= DATA SECTION =
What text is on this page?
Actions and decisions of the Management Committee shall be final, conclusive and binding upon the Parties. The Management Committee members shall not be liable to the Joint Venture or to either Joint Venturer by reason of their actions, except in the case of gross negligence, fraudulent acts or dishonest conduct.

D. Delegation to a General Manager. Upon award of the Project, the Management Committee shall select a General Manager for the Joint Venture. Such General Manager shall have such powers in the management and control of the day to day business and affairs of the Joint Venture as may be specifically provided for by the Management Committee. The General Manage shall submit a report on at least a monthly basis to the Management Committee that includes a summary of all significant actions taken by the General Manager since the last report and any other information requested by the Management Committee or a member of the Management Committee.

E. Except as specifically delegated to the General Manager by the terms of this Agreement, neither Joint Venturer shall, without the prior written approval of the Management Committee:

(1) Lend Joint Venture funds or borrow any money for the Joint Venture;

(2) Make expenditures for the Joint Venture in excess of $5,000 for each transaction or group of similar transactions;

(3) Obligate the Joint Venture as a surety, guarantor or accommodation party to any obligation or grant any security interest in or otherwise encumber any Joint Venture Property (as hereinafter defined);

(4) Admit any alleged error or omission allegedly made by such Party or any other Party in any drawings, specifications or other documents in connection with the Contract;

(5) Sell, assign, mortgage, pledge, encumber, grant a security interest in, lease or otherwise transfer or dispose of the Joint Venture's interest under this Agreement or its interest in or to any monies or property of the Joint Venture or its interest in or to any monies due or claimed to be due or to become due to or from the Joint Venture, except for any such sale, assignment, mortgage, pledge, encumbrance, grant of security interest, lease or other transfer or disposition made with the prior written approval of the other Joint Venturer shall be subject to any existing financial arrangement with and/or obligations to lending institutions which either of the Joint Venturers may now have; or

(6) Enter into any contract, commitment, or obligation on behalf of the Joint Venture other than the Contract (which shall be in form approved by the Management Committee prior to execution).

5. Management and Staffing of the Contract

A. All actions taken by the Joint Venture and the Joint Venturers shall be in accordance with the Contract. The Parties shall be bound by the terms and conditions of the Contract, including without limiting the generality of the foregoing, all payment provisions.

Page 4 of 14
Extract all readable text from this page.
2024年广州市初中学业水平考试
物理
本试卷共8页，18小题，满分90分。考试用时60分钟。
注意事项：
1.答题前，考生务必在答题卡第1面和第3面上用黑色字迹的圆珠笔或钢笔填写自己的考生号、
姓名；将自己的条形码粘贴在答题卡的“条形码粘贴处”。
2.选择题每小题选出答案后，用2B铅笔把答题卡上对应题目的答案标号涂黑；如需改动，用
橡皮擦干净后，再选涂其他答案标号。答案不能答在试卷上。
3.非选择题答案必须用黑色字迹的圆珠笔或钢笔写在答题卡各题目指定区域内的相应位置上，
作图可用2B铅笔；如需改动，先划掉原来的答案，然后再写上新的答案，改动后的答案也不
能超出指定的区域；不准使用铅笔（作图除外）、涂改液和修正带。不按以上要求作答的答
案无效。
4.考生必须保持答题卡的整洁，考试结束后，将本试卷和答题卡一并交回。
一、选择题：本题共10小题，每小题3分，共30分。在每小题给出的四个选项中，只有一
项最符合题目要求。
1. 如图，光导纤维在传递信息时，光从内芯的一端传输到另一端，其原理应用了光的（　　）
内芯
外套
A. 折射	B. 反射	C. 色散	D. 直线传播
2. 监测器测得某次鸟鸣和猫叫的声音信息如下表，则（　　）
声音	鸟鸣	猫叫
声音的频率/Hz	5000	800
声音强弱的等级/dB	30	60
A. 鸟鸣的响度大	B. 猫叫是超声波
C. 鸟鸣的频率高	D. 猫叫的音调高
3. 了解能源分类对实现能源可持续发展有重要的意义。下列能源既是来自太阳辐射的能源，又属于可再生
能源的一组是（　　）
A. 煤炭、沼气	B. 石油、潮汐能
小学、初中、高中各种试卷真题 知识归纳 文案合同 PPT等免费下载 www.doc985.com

= EXERCISE =
Lines containing the string "encumber" are to be selected and copied.

= SOLUTION =
(3) Obligate the Joint Venture as a surety, guarantor or accommodation party to any obligation or grant any security interest in or otherwise encumber any Joint Venture Property (as hereinafter defined);
(5) Sell, assign, mortgage, pledge, encumber, grant a security interest in, lease or otherwise transfer or dispose of the Joint Venture's interest under this Agreement or its interest in or to any monies or property of the Joint Venture or its interest in or to any monies due or claimed to be due or to become due to or from the Joint Venture, except for any such sale, assignment, mortgage, pledge, encumbrance, grant of security interest, lease or other transfer or disposition made with the prior written approval of the other Joint Venturer shall be subject to any existing financial arrangement with and/or obligations to lending institutions which either of the Joint Venturers may now have; or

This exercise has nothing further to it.